┌────────

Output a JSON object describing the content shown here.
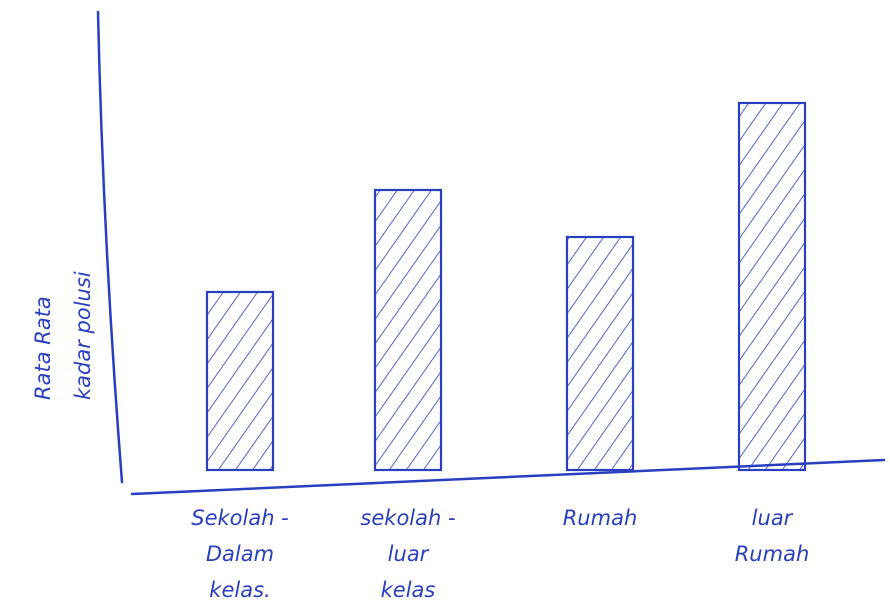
{
  "chart_data": {
    "type": "bar",
    "y_label": "Rata Rata\nkadar polusi",
    "categories": [
      "Sekolah -\nDalam\nkelas.",
      "sekolah -\nluar\nkelas",
      "Rumah",
      "luar\nRumah"
    ],
    "values": [
      178,
      280,
      233,
      367
    ],
    "color": "#2a3fbf",
    "ylim": [
      0,
      460
    ]
  }
}
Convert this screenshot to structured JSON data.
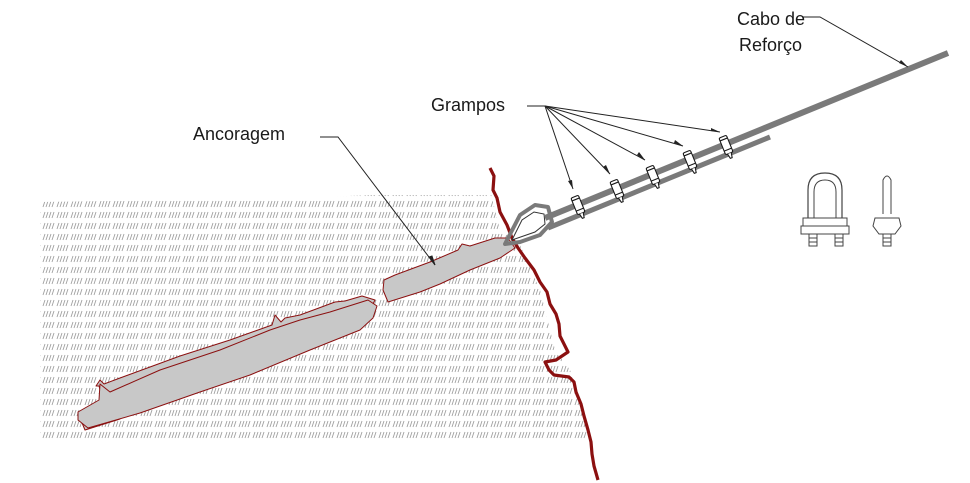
{
  "labels": {
    "anchorage": "Ancoragem",
    "clamps": "Grampos",
    "cable_line1": "Cabo de",
    "cable_line2": "Reforço"
  },
  "colors": {
    "rock_edge": "#8b1010",
    "anchor_fill": "#c8c8c8",
    "anchor_outline": "#8b1010",
    "cable": "#7a7a7a",
    "hatch": "#9a9a9a",
    "leader": "#222222"
  },
  "icons": [
    "rock-hatch-pattern",
    "wire-rope-clip-front-icon",
    "wire-rope-clip-side-icon"
  ]
}
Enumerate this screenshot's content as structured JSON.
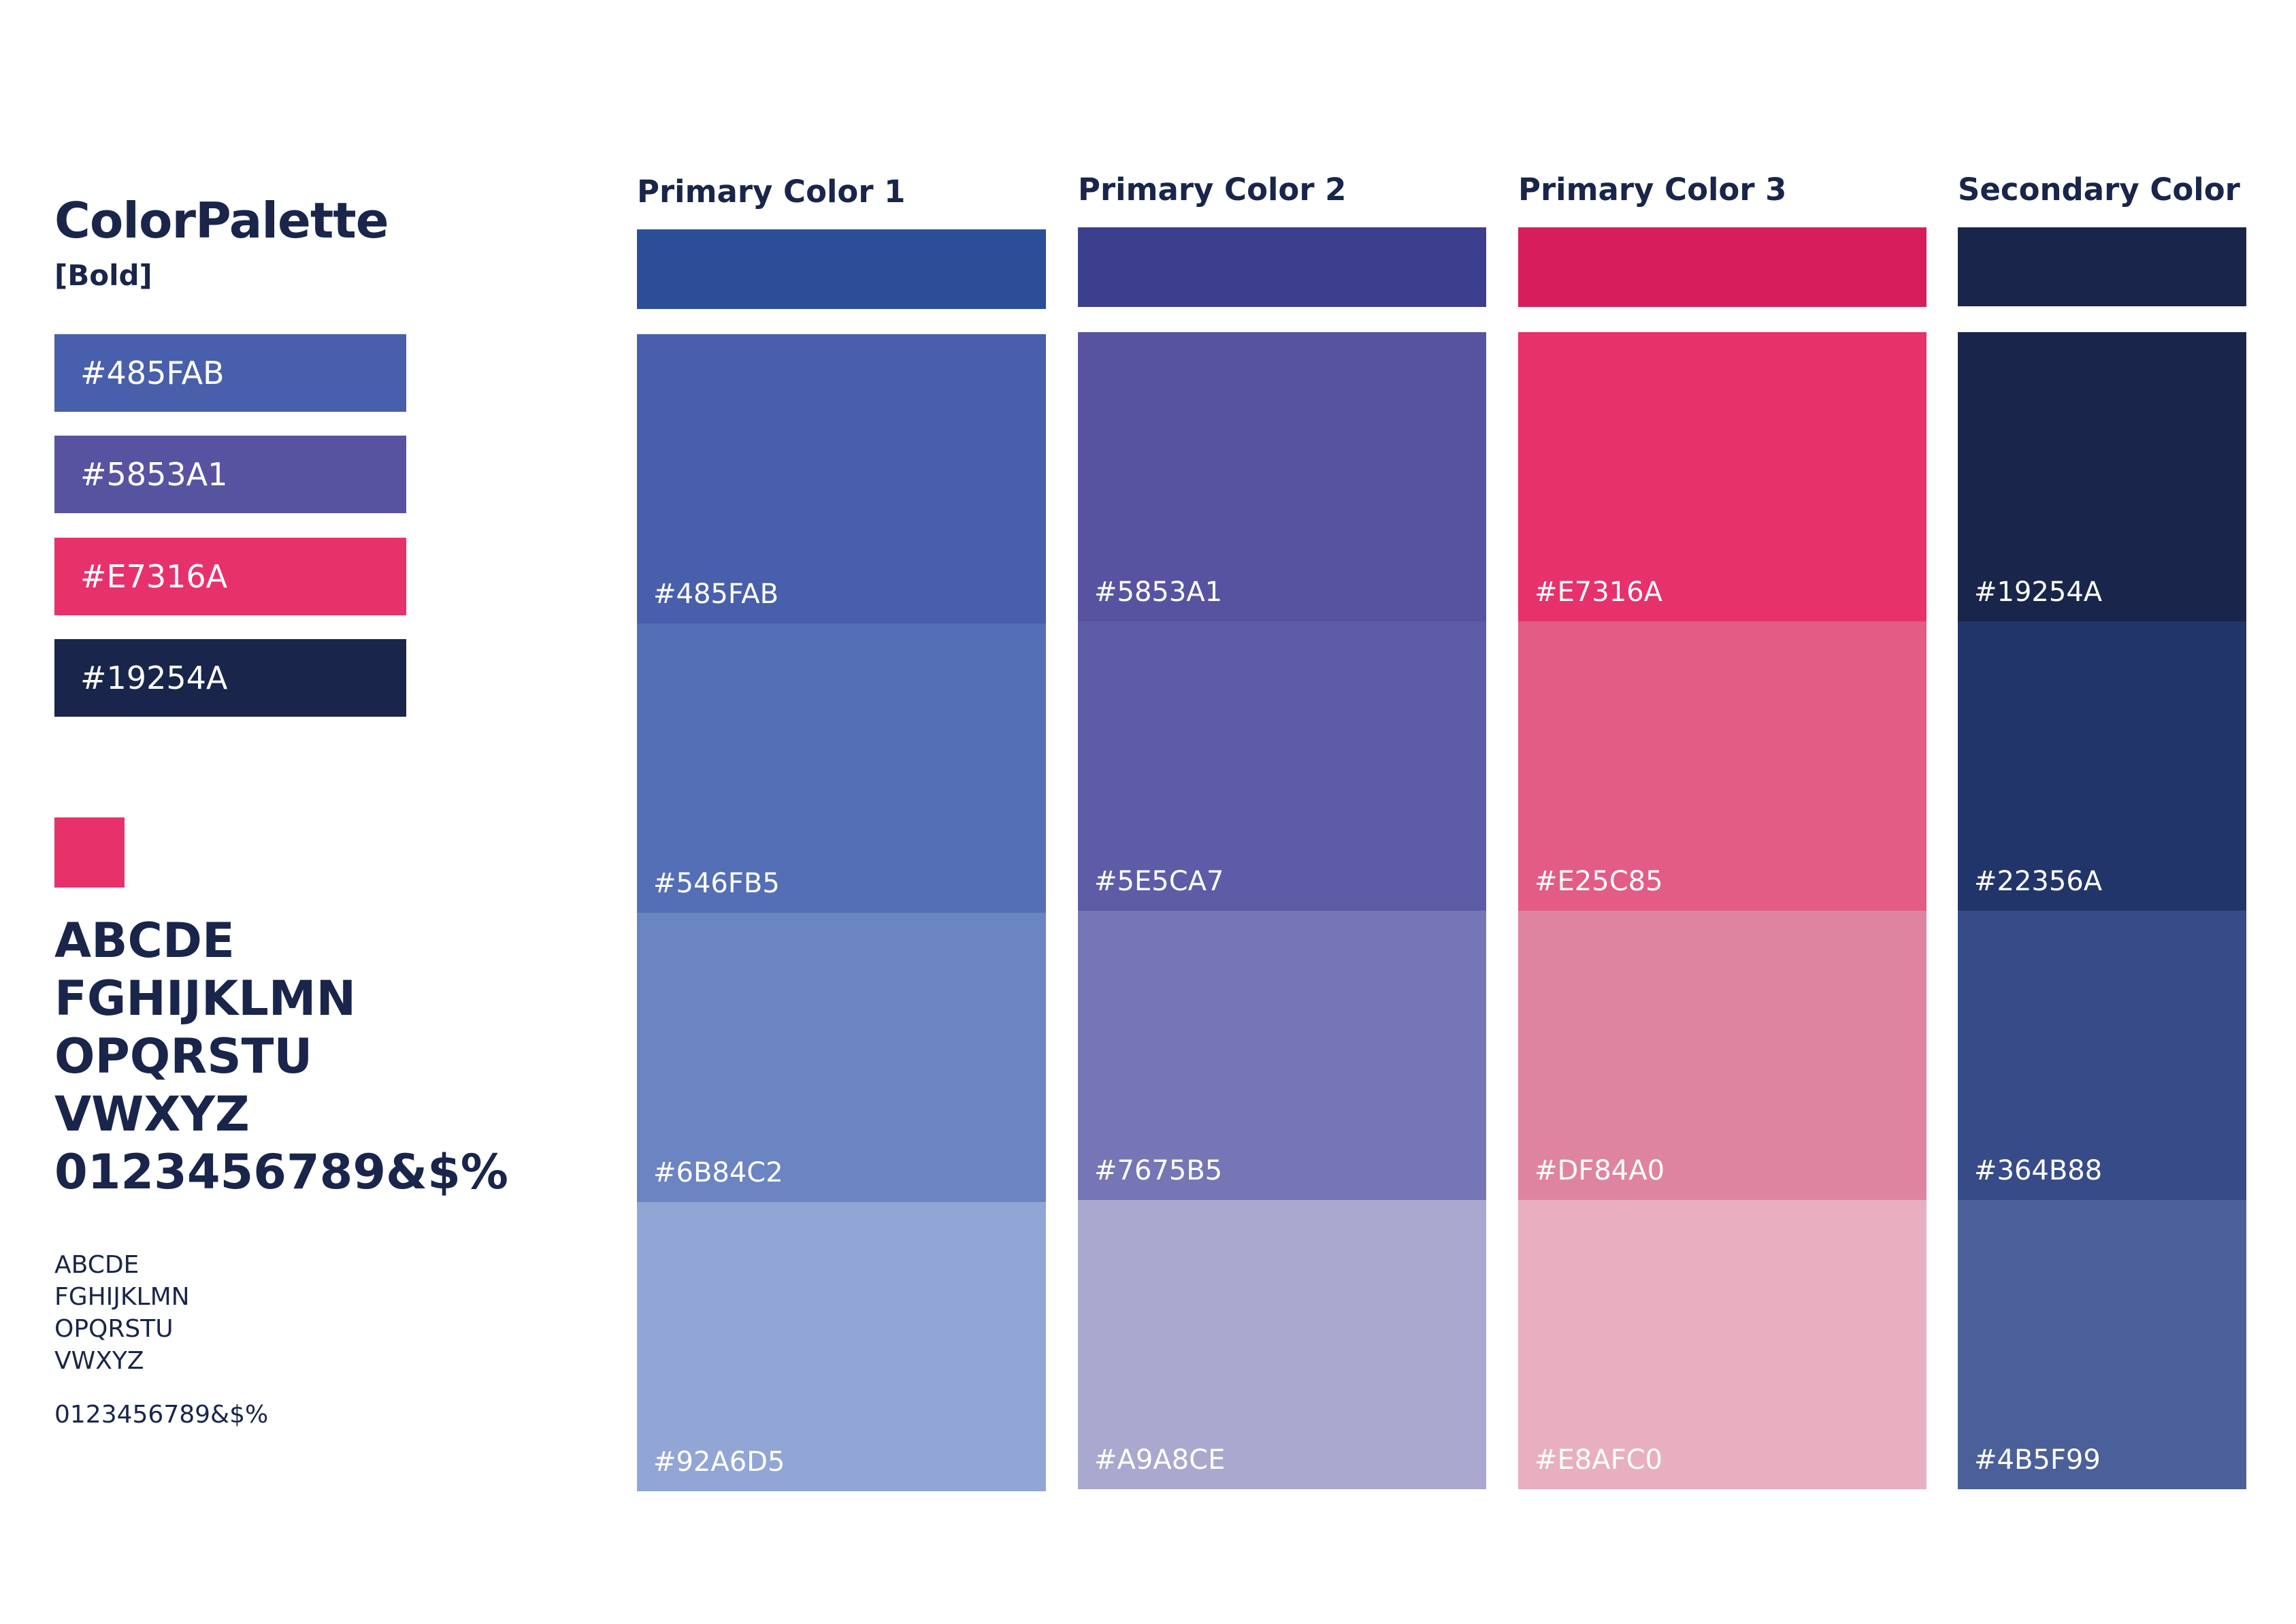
{
  "left": {
    "title": "ColorPalette",
    "subtitle": "[Bold]",
    "chips": [
      {
        "label": "#485FAB",
        "color": "#485FAB"
      },
      {
        "label": "#5853A1",
        "color": "#5853A1"
      },
      {
        "label": "#E7316A",
        "color": "#E7316A"
      },
      {
        "label": "#19254A",
        "color": "#19254A"
      }
    ],
    "accent_color": "#E7316A",
    "big_alphabet": [
      "ABCDE",
      "FGHIJKLMN",
      "OPQRSTU",
      "VWXYZ",
      "0123456789&$%"
    ],
    "small_alphabet": [
      "ABCDE",
      "FGHIJKLMN",
      "OPQRSTU",
      "VWXYZ"
    ],
    "small_digits": "0123456789&$%"
  },
  "columns": [
    {
      "heading": "Primary Color 1",
      "header_color": "#2C4E96",
      "swatches": [
        {
          "label": "#485FAB",
          "color": "#485FAB"
        },
        {
          "label": "#546FB5",
          "color": "#546FB5"
        },
        {
          "label": "#6B84C2",
          "color": "#6B84C2"
        },
        {
          "label": "#92A6D5",
          "color": "#92A6D5"
        }
      ]
    },
    {
      "heading": "Primary Color 2",
      "header_color": "#3C3F8E",
      "swatches": [
        {
          "label": "#5853A1",
          "color": "#5853A1"
        },
        {
          "label": "#5E5CA7",
          "color": "#5E5CA7"
        },
        {
          "label": "#7675B5",
          "color": "#7675B5"
        },
        {
          "label": "#A9A8CE",
          "color": "#A9A8CE"
        }
      ]
    },
    {
      "heading": "Primary Color 3",
      "header_color": "#D61E5D",
      "swatches": [
        {
          "label": "#E7316A",
          "color": "#E7316A"
        },
        {
          "label": "#E25C85",
          "color": "#E25C85"
        },
        {
          "label": "#DF84A0",
          "color": "#DF84A0"
        },
        {
          "label": "#E8AFC0",
          "color": "#E8AFC0"
        }
      ]
    },
    {
      "heading": "Secondary Color",
      "header_color": "#19254A",
      "swatches": [
        {
          "label": "#19254A",
          "color": "#19254A"
        },
        {
          "label": "#22356A",
          "color": "#22356A"
        },
        {
          "label": "#364B88",
          "color": "#364B88"
        },
        {
          "label": "#4B5F99",
          "color": "#4B5F99"
        }
      ]
    }
  ]
}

└────────

▶ [TASK DETAILS]
Which lines hold the word "Primary"? Return all of them from the records above.

▶ [FULL ANSWER]
      "heading": "Primary Color 1",
      "heading": "Primary Color 2",
      "heading": "Primary Color 3",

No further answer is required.